**Set problem:** Pick out each line containing the string "title".

[START OF Information supplied]

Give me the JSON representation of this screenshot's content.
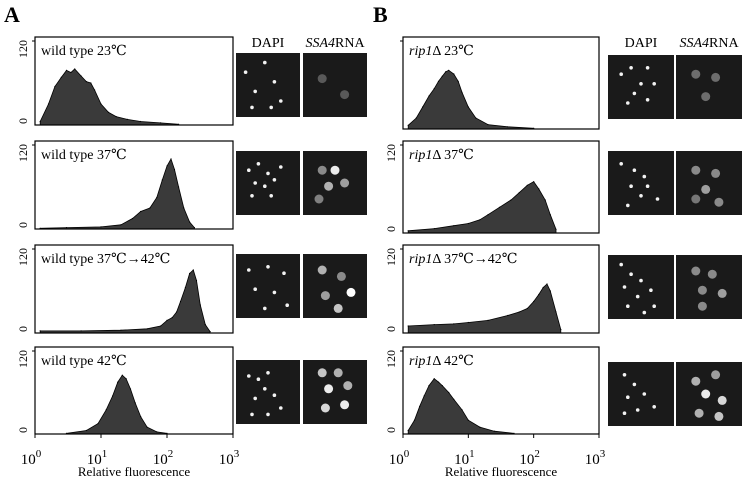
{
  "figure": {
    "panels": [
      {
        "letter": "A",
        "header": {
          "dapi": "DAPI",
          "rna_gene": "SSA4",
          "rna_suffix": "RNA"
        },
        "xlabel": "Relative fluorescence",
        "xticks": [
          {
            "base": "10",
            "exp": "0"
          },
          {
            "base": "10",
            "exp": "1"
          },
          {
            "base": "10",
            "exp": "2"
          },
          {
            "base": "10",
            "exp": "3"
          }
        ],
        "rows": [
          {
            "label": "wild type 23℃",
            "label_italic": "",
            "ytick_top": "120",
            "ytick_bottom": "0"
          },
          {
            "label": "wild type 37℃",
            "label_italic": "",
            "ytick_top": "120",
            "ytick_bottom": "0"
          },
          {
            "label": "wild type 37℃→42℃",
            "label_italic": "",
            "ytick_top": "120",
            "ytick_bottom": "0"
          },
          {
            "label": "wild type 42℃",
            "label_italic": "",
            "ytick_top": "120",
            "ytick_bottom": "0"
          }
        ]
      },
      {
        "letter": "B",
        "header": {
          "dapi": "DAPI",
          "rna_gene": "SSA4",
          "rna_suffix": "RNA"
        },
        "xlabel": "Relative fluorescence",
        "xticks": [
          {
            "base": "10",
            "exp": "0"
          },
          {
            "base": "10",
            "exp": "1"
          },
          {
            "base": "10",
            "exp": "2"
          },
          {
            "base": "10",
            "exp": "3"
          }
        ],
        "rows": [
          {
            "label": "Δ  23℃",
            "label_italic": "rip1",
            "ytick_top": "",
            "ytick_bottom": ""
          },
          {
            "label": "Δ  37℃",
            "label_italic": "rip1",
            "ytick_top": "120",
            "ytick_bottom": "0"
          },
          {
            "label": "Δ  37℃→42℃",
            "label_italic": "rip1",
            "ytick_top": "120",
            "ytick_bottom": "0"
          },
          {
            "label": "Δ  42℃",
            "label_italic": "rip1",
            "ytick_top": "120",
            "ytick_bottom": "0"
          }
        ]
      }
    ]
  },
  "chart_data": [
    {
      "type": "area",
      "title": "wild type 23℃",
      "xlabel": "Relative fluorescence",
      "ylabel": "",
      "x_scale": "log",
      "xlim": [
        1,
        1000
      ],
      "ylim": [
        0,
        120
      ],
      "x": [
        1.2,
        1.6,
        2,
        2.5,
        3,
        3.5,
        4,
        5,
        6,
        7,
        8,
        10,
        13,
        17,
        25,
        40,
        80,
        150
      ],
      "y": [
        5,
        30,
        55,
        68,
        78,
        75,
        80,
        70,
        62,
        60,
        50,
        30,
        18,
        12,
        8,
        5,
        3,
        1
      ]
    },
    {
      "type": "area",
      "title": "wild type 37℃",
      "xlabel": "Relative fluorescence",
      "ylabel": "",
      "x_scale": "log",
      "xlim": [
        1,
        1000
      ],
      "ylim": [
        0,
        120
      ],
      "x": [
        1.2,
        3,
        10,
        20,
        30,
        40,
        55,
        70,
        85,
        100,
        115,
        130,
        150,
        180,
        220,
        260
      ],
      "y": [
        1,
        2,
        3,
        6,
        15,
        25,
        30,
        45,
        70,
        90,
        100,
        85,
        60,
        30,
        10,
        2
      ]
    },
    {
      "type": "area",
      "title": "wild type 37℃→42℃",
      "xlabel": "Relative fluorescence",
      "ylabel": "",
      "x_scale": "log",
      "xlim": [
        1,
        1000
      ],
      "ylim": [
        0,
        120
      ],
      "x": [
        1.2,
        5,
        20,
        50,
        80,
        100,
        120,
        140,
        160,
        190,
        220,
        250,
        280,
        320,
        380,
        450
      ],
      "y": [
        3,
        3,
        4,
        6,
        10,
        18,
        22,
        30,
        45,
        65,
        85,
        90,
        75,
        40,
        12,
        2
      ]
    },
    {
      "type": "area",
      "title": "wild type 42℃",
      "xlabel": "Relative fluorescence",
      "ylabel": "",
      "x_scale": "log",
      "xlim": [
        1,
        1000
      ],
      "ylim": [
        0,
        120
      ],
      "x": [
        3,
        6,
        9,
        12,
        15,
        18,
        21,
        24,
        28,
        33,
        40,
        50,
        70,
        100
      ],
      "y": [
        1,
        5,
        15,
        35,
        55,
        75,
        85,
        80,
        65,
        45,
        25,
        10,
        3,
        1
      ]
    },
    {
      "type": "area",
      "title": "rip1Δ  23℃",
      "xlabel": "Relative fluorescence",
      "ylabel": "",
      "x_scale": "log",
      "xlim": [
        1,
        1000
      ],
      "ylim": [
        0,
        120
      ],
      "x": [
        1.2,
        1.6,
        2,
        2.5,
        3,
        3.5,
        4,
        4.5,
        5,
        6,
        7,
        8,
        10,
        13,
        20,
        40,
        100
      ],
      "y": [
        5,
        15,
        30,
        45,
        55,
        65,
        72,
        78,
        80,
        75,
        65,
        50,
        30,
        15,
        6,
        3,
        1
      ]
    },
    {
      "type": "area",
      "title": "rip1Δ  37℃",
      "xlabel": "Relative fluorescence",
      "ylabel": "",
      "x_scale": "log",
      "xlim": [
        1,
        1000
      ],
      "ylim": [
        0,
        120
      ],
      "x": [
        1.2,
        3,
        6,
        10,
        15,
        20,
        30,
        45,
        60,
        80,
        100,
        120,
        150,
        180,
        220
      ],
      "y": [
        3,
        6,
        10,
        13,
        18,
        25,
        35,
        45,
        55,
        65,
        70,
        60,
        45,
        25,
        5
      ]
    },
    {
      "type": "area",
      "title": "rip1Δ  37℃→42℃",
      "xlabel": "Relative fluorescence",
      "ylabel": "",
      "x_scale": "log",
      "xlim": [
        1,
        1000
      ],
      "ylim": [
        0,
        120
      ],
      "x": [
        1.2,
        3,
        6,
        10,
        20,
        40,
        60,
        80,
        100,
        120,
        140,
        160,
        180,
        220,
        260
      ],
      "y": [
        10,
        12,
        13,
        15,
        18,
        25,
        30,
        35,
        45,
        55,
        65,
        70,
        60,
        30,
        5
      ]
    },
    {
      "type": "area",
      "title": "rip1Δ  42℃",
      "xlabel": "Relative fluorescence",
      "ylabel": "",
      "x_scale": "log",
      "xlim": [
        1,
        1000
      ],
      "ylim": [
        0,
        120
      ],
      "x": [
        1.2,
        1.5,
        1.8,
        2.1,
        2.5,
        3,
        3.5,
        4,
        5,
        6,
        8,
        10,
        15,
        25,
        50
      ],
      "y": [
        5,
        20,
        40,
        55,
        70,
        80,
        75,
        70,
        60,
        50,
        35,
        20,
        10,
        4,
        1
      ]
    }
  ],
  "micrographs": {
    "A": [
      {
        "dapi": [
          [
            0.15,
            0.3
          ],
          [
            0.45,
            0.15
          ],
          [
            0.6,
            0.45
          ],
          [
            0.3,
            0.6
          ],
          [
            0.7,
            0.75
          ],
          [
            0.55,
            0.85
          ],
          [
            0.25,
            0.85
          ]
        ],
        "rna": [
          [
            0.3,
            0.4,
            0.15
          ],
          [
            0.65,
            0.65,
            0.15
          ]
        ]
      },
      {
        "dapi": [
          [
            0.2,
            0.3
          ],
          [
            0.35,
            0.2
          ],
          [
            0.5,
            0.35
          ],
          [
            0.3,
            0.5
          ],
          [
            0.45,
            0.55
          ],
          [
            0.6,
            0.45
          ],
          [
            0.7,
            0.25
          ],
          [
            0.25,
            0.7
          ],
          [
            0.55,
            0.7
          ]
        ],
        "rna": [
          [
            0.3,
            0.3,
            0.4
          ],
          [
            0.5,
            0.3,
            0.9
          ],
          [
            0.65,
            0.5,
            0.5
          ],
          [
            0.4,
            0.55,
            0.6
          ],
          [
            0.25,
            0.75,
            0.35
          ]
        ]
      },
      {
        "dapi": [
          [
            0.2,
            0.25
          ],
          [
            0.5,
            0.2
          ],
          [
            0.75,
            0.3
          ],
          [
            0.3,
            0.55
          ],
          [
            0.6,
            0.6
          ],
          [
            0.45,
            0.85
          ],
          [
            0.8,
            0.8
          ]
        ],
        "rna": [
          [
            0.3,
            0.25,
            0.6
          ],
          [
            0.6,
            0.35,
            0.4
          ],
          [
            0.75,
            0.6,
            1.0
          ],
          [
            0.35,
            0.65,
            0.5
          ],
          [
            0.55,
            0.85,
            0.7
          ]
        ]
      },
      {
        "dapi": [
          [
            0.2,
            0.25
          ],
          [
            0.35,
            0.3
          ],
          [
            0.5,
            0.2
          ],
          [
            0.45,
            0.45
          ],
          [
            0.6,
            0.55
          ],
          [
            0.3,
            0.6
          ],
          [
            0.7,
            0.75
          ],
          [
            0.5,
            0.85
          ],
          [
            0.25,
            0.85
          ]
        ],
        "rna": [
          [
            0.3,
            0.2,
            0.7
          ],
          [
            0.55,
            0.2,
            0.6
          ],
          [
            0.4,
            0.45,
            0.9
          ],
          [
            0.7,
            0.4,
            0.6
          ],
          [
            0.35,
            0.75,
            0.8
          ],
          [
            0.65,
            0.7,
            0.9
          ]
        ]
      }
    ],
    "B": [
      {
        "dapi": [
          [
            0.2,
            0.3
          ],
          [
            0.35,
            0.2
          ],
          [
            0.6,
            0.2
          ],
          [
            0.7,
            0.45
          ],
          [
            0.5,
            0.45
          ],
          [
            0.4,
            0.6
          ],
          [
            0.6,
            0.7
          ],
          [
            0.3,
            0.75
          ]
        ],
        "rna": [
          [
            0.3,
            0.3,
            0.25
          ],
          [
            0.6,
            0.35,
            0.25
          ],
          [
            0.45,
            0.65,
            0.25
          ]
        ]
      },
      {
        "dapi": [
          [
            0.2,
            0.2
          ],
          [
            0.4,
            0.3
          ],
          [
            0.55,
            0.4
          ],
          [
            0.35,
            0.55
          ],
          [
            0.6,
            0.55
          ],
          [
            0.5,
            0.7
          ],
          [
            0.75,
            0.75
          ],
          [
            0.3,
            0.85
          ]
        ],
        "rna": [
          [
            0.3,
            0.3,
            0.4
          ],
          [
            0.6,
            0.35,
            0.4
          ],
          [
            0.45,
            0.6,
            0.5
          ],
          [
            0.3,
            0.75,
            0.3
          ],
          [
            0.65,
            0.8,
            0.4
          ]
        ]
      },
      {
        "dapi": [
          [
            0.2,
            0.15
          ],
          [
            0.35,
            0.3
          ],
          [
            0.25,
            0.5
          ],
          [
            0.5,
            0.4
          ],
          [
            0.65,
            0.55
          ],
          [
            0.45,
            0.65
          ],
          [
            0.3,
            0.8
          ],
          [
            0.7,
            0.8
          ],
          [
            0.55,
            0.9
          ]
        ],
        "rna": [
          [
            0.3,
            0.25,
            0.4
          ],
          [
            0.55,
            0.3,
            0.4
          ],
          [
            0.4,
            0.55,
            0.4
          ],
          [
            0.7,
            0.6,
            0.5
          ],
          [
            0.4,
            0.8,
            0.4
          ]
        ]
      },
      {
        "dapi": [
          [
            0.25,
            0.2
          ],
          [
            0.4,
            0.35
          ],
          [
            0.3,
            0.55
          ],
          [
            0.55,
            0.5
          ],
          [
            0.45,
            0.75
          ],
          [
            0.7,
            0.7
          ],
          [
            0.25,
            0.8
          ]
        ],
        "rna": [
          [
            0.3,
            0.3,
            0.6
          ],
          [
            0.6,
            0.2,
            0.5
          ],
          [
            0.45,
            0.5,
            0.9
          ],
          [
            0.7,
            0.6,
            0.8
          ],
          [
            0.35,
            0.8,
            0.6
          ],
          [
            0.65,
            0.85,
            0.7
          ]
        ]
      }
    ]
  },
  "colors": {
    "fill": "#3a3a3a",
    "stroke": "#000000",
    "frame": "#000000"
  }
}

[END OF Information supplied]

**The output:**
      "title": "wild type 23℃",
      "title": "wild type 37℃",
      "title": "wild type 37℃→42℃",
      "title": "wild type 42℃",
      "title": "rip1Δ  23℃",
      "title": "rip1Δ  37℃",
      "title": "rip1Δ  37℃→42℃",
      "title": "rip1Δ  42℃",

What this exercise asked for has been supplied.